__Task description__:
Filter the data below for the string "name" and copy each matching line.

------ Dataset rows ------

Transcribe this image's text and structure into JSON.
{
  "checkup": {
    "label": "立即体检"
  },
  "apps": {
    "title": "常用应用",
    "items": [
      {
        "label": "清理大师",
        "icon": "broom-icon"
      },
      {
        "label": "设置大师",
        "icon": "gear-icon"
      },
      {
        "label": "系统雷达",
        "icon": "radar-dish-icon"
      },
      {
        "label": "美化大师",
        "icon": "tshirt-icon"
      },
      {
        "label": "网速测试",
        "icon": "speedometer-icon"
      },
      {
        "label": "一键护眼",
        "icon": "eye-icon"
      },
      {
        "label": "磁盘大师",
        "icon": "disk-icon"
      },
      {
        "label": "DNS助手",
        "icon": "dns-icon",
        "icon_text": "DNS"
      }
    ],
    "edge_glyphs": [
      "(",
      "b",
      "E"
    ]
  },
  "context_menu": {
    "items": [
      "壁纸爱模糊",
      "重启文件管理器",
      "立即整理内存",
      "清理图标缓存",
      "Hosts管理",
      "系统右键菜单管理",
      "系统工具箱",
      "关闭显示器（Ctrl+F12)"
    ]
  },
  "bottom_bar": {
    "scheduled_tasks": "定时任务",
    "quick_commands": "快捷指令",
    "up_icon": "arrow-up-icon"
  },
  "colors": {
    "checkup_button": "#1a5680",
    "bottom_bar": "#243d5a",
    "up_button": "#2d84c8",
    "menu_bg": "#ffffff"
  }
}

------
------ Dataset rows ------

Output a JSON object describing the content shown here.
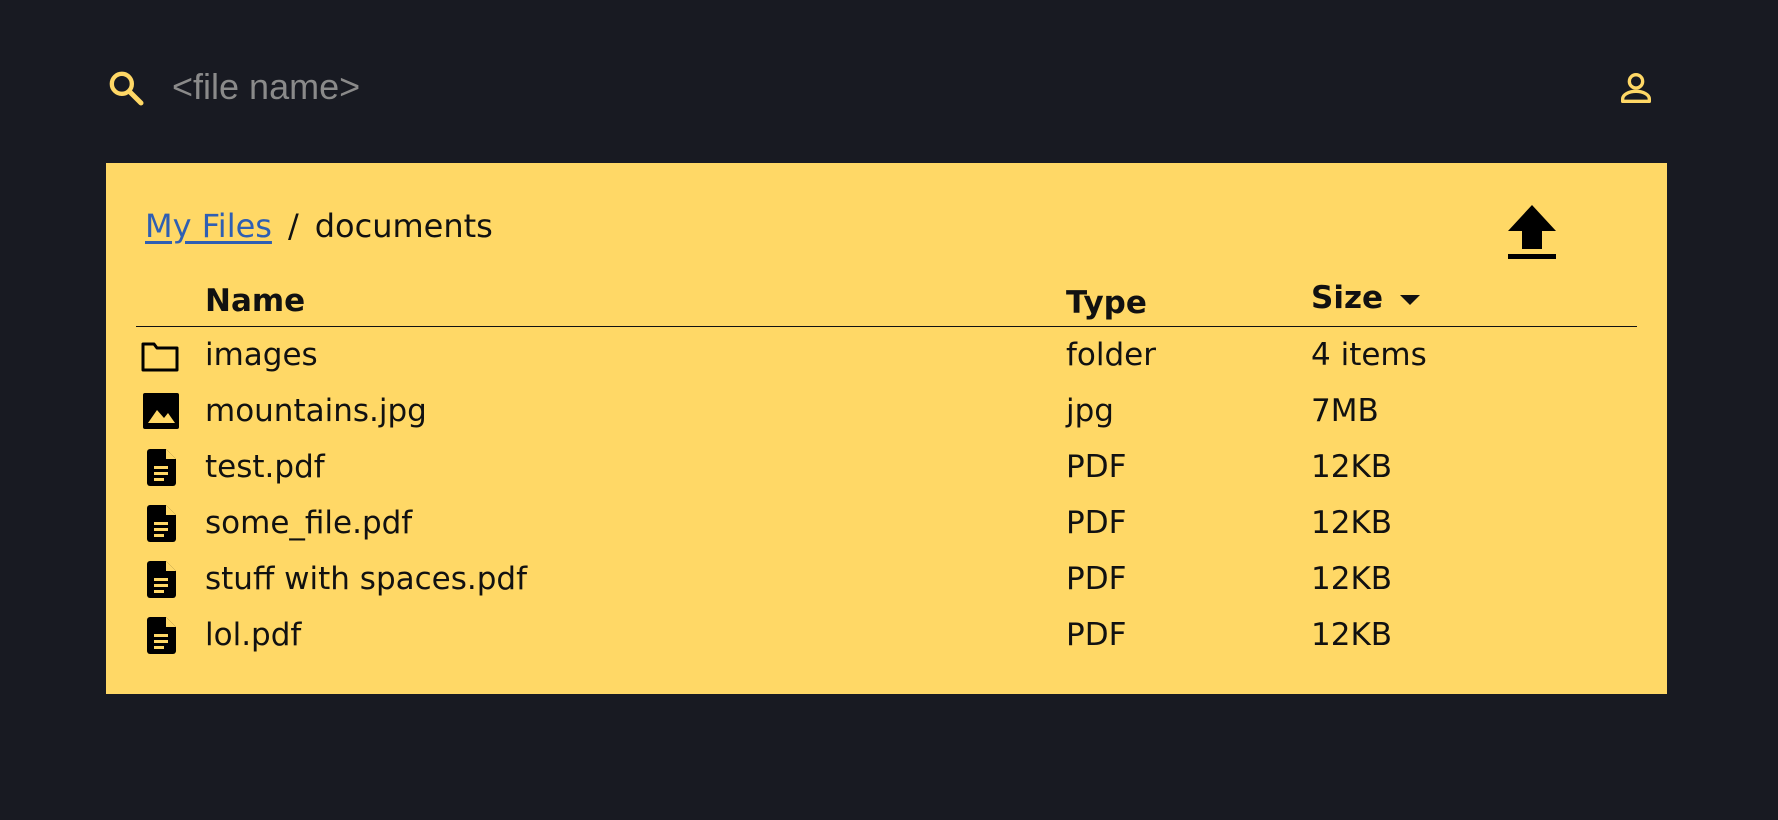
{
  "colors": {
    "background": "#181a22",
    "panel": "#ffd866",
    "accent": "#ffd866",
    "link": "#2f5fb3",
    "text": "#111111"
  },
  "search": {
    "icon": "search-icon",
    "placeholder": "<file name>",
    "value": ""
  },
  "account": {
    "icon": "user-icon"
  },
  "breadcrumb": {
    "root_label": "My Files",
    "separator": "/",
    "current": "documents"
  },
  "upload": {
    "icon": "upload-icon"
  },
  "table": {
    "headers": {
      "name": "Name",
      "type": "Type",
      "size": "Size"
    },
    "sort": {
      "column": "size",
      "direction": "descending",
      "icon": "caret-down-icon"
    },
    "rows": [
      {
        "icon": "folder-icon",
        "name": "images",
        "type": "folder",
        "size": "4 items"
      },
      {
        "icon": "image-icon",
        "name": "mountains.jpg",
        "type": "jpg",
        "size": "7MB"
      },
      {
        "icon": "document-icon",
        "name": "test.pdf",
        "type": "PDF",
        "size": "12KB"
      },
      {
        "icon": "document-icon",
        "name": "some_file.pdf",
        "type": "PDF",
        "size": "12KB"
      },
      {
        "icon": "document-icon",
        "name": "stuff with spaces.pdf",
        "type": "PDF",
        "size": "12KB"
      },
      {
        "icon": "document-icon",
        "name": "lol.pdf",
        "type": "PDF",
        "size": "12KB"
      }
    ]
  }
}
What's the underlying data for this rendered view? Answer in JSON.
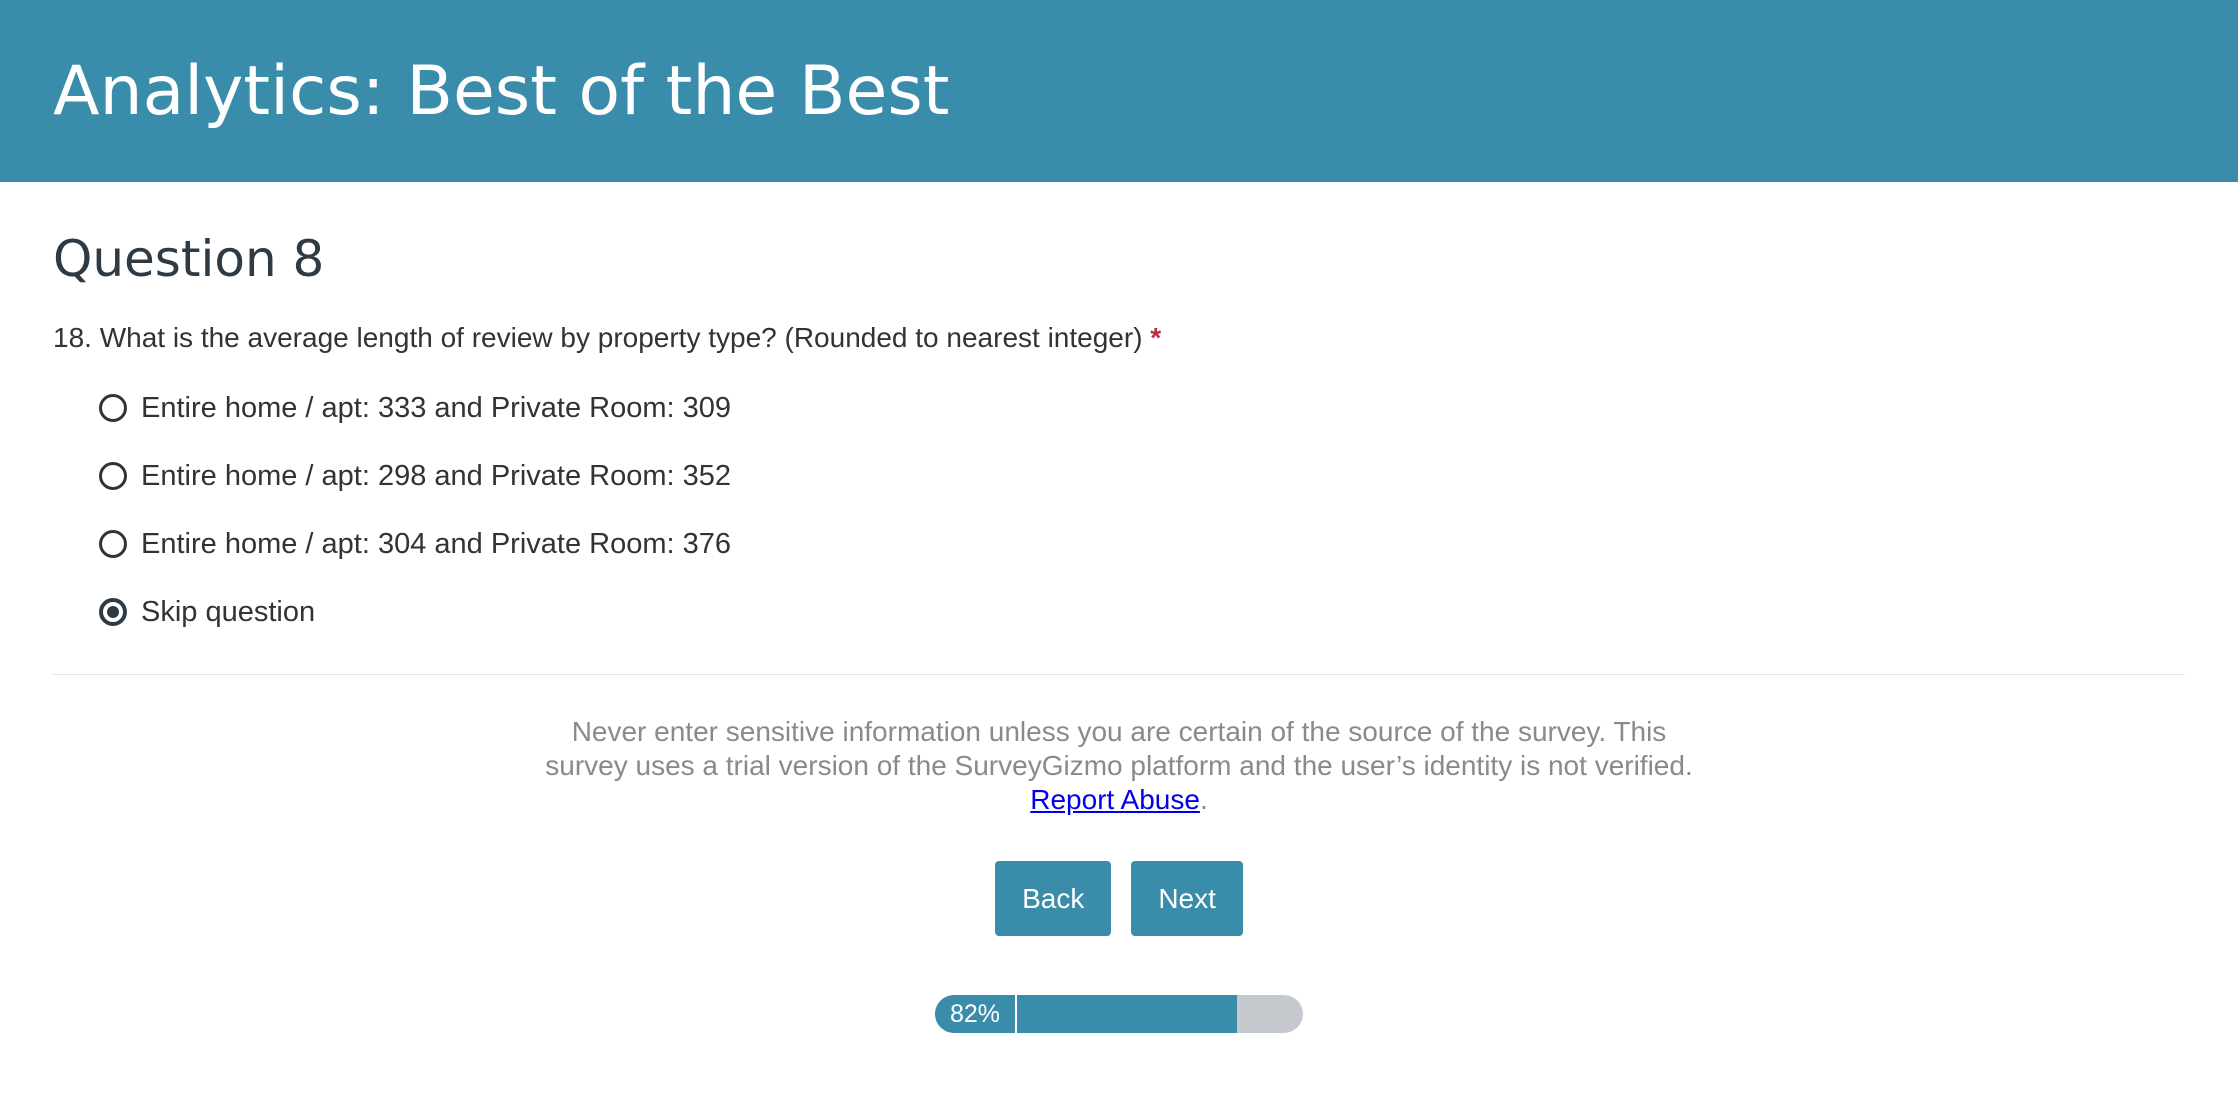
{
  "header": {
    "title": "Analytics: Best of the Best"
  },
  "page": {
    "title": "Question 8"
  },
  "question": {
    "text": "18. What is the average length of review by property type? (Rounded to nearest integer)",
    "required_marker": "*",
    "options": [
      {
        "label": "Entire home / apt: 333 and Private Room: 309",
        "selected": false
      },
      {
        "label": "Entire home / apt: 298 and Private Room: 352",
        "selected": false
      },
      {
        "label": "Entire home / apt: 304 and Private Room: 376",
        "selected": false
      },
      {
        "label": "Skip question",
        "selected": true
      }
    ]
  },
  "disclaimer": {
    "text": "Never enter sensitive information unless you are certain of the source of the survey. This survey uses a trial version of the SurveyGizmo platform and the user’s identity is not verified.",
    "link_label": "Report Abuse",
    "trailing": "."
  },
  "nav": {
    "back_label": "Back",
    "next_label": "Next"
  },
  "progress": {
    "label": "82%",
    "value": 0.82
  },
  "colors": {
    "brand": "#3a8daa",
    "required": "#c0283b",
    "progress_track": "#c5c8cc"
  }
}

------
------ Dataset rows ------

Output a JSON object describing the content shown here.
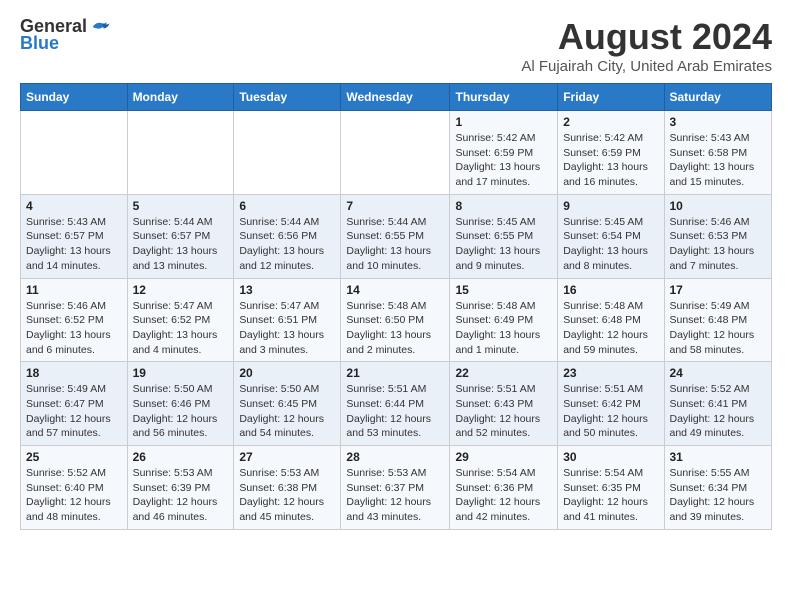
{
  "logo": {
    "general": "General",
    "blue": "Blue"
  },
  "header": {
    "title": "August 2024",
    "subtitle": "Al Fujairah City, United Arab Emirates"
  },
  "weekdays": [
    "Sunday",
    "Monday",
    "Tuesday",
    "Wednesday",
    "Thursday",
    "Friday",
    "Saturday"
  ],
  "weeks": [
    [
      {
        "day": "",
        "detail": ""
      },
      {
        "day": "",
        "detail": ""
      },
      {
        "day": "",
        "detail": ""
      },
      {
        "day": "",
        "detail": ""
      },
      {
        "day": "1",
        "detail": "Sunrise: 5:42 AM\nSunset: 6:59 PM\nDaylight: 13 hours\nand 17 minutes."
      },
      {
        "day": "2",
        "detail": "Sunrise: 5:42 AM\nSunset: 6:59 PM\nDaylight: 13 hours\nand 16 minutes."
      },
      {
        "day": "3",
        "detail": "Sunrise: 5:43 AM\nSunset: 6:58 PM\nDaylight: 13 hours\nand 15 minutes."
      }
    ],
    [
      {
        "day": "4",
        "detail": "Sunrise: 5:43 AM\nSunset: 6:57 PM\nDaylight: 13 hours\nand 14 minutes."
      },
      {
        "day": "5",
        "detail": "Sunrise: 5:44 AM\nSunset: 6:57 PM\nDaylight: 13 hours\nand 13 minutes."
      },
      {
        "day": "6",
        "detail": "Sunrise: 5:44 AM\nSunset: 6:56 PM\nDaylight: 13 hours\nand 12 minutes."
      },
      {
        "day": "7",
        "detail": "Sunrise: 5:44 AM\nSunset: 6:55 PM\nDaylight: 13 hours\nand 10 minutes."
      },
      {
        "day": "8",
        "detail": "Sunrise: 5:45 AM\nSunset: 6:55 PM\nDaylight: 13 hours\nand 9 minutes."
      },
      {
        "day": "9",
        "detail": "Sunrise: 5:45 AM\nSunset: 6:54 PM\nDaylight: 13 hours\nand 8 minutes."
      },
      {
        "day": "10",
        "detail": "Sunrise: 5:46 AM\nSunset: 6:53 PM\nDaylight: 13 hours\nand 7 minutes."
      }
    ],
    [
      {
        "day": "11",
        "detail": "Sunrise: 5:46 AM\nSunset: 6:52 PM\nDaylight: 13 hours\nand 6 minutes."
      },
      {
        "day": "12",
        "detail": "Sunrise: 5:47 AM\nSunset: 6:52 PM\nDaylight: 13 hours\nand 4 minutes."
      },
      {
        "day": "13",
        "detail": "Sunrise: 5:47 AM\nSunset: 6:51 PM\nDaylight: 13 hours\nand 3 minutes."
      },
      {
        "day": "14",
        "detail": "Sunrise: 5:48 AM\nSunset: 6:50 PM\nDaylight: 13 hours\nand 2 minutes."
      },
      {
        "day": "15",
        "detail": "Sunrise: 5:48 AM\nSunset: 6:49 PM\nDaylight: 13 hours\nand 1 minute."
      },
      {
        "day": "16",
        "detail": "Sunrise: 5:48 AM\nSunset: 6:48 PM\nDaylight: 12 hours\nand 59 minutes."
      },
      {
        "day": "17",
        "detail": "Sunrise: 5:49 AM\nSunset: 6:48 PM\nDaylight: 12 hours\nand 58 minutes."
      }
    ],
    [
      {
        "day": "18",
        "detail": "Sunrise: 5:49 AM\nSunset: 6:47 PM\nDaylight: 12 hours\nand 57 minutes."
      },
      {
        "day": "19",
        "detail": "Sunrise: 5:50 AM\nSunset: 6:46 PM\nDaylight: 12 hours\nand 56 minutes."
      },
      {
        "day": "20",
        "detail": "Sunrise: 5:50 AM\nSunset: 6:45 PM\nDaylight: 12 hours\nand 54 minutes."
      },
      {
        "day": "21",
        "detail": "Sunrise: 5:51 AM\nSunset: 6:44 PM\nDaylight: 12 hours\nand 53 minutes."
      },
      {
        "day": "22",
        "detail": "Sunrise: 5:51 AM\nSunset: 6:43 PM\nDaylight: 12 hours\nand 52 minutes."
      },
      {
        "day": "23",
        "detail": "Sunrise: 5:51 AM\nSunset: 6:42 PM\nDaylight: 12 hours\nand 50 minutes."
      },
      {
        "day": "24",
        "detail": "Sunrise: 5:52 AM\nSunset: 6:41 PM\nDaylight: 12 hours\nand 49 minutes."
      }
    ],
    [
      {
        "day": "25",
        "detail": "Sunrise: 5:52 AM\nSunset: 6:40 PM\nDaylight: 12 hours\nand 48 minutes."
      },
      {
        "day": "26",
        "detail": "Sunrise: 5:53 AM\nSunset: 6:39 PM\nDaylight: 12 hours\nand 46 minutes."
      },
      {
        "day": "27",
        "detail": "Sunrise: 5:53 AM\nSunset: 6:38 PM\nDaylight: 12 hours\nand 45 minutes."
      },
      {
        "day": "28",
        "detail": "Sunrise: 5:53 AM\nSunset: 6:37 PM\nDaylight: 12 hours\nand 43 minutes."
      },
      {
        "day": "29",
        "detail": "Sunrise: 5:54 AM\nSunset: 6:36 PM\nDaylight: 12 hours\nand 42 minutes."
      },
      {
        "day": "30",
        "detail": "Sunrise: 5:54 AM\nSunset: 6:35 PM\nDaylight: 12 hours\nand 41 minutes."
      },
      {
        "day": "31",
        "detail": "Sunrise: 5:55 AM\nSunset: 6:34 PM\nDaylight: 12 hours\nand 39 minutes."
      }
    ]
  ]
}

------

__Completed task__:
    "placeholder": "<file name>",
      "name": "Name",
        "name": "images",
        "name": "mountains.jpg",
        "name": "test.pdf",
        "name": "some_file.pdf",
        "name": "stuff with spaces.pdf",
        "name": "lol.pdf",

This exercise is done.